## WHAT THIS TASK INVOLVES:
Write the records out again, keeping each line exactly as it is.

[Saved entries]
_____
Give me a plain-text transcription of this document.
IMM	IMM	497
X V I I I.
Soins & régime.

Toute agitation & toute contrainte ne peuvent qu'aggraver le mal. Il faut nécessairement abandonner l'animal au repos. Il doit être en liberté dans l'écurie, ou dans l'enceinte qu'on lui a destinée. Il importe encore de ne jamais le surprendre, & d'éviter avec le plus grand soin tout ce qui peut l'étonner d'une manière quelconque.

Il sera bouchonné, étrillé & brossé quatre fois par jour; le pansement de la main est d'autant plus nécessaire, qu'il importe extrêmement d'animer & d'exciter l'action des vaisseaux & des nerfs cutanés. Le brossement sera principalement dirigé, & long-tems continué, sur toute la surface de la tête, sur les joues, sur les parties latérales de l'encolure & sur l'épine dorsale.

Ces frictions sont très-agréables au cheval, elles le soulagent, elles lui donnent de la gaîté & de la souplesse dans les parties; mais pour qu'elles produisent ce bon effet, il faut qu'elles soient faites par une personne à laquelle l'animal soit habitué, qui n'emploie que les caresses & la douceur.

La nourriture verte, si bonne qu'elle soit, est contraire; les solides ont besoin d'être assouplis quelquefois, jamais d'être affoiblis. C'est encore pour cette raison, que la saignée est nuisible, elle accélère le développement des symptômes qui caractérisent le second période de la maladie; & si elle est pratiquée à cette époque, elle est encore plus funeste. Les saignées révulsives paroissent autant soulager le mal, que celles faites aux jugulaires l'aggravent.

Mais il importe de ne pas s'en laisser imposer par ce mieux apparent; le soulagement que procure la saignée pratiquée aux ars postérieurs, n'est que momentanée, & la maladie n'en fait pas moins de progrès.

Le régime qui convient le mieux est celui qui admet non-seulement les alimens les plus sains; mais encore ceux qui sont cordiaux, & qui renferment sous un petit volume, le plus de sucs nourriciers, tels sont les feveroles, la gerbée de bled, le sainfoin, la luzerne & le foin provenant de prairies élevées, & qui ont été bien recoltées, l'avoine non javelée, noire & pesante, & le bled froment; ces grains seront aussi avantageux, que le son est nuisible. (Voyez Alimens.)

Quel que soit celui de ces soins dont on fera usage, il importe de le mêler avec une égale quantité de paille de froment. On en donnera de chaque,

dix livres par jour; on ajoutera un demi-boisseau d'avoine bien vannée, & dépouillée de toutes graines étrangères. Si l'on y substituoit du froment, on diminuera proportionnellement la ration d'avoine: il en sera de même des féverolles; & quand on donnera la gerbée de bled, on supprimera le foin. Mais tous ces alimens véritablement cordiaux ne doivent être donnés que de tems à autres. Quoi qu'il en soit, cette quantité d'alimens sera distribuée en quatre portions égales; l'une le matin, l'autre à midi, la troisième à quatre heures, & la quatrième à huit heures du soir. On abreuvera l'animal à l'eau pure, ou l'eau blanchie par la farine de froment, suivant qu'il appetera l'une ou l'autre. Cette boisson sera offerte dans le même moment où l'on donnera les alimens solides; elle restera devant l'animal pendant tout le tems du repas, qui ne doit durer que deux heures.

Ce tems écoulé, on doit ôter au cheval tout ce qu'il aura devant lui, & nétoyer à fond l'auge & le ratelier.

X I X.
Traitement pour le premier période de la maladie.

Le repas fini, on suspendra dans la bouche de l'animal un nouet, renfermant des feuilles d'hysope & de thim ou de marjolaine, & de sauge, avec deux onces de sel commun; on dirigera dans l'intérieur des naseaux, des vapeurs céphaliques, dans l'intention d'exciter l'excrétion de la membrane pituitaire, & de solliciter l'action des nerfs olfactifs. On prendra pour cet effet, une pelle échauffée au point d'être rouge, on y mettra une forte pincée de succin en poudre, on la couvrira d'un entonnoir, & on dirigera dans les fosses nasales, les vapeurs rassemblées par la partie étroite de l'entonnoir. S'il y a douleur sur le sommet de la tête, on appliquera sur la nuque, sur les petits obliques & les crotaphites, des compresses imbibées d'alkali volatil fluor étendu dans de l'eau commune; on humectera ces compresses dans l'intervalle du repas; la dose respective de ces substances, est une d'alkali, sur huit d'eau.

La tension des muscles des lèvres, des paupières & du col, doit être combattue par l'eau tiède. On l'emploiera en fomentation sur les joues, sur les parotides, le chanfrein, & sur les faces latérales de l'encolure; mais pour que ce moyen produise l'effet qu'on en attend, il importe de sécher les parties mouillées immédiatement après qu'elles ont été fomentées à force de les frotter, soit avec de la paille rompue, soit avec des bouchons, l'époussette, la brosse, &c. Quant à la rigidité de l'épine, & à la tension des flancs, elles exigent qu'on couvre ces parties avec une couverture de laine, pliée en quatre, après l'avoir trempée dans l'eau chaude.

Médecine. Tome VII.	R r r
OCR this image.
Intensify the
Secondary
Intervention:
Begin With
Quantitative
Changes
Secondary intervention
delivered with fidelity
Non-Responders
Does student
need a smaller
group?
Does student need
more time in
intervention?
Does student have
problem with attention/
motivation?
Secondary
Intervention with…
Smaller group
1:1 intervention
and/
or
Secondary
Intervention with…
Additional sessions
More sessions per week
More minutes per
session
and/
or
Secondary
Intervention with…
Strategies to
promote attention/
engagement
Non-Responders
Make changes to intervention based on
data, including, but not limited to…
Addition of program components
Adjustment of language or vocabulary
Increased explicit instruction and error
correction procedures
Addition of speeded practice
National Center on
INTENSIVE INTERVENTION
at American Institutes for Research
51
_____
## PROBLEM SOLUTION:
Give me a plain-text transcription of this document.
IMM	IMM	497
X V I I I.
Soins & régime.

Toute agitation & toute contrainte ne peuvent qu'aggraver le mal. Il faut nécessairement abandonner l'animal au repos. Il doit être en liberté dans l'écurie, ou dans l'enceinte qu'on lui a destinée. Il importe encore de ne jamais le surprendre, & d'éviter avec le plus grand soin tout ce qui peut l'étonner d'une manière quelconque.

Il sera bouchonné, étrillé & brossé quatre fois par jour; le pansement de la main est d'autant plus nécessaire, qu'il importe extrêmement d'animer & d'exciter l'action des vaisseaux & des nerfs cutanés. Le brossement sera principalement dirigé, & long-tems continué, sur toute la surface de la tête, sur les joues, sur les parties latérales de l'encolure & sur l'épine dorsale.

Ces frictions sont très-agréables au cheval, elles le soulagent, elles lui donnent de la gaîté & de la souplesse dans les parties; mais pour qu'elles produisent ce bon effet, il faut qu'elles soient faites par une personne à laquelle l'animal soit habitué, qui n'emploie que les caresses & la douceur.

La nourriture verte, si bonne qu'elle soit, est contraire; les solides ont besoin d'être assouplis quelquefois, jamais d'être affoiblis. C'est encore pour cette raison, que la saignée est nuisible, elle accélère le développement des symptômes qui caractérisent le second période de la maladie; & si elle est pratiquée à cette époque, elle est encore plus funeste. Les saignées révulsives paroissent autant soulager le mal, que celles faites aux jugulaires l'aggravent.

Mais il importe de ne pas s'en laisser imposer par ce mieux apparent; le soulagement que procure la saignée pratiquée aux ars postérieurs, n'est que momentanée, & la maladie n'en fait pas moins de progrès.

Le régime qui convient le mieux est celui qui admet non-seulement les alimens les plus sains; mais encore ceux qui sont cordiaux, & qui renferment sous un petit volume, le plus de sucs nourriciers, tels sont les feveroles, la gerbée de bled, le sainfoin, la luzerne & le foin provenant de prairies élevées, & qui ont été bien recoltées, l'avoine non javelée, noire & pesante, & le bled froment; ces grains seront aussi avantageux, que le son est nuisible. (Voyez Alimens.)

Quel que soit celui de ces soins dont on fera usage, il importe de le mêler avec une égale quantité de paille de froment. On en donnera de chaque,

dix livres par jour; on ajoutera un demi-boisseau d'avoine bien vannée, & dépouillée de toutes graines étrangères. Si l'on y substituoit du froment, on diminuera proportionnellement la ration d'avoine: il en sera de même des féverolles; & quand on donnera la gerbée de bled, on supprimera le foin. Mais tous ces alimens véritablement cordiaux ne doivent être donnés que de tems à autres. Quoi qu'il en soit, cette quantité d'alimens sera distribuée en quatre portions égales; l'une le matin, l'autre à midi, la troisième à quatre heures, & la quatrième à huit heures du soir. On abreuvera l'animal à l'eau pure, ou l'eau blanchie par la farine de froment, suivant qu'il appetera l'une ou l'autre. Cette boisson sera offerte dans le même moment où l'on donnera les alimens solides; elle restera devant l'animal pendant tout le tems du repas, qui ne doit durer que deux heures.

Ce tems écoulé, on doit ôter au cheval tout ce qu'il aura devant lui, & nétoyer à fond l'auge & le ratelier.

X I X.
Traitement pour le premier période de la maladie.

Le repas fini, on suspendra dans la bouche de l'animal un nouet, renfermant des feuilles d'hysope & de thim ou de marjolaine, & de sauge, avec deux onces de sel commun; on dirigera dans l'intérieur des naseaux, des vapeurs céphaliques, dans l'intention d'exciter l'excrétion de la membrane pituitaire, & de solliciter l'action des nerfs olfactifs. On prendra pour cet effet, une pelle échauffée au point d'être rouge, on y mettra une forte pincée de succin en poudre, on la couvrira d'un entonnoir, & on dirigera dans les fosses nasales, les vapeurs rassemblées par la partie étroite de l'entonnoir. S'il y a douleur sur le sommet de la tête, on appliquera sur la nuque, sur les petits obliques & les crotaphites, des compresses imbibées d'alkali volatil fluor étendu dans de l'eau commune; on humectera ces compresses dans l'intervalle du repas; la dose respective de ces substances, est une d'alkali, sur huit d'eau.

La tension des muscles des lèvres, des paupières & du col, doit être combattue par l'eau tiède. On l'emploiera en fomentation sur les joues, sur les parotides, le chanfrein, & sur les faces latérales de l'encolure; mais pour que ce moyen produise l'effet qu'on en attend, il importe de sécher les parties mouillées immédiatement après qu'elles ont été fomentées à force de les frotter, soit avec de la paille rompue, soit avec des bouchons, l'époussette, la brosse, &c. Quant à la rigidité de l'épine, & à la tension des flancs, elles exigent qu'on couvre ces parties avec une couverture de laine, pliée en quatre, après l'avoir trempée dans l'eau chaude.

Médecine. Tome VII.	R r r
OCR this image.
Intensify the
Secondary
Intervention:
Begin With
Quantitative
Changes
Secondary intervention
delivered with fidelity
Non-Responders
Does student
need a smaller
group?
Does student need
more time in
intervention?
Does student have
problem with attention/
motivation?
Secondary
Intervention with…
Smaller group
1:1 intervention
and/
or
Secondary
Intervention with…
Additional sessions
More sessions per week
More minutes per
session
and/
or
Secondary
Intervention with…
Strategies to
promote attention/
engagement
Non-Responders
Make changes to intervention based on
data, including, but not limited to…
Addition of program components
Adjustment of language or vocabulary
Increased explicit instruction and error
correction procedures
Addition of speeded practice
National Center on
INTENSIVE INTERVENTION
at American Institutes for Research
51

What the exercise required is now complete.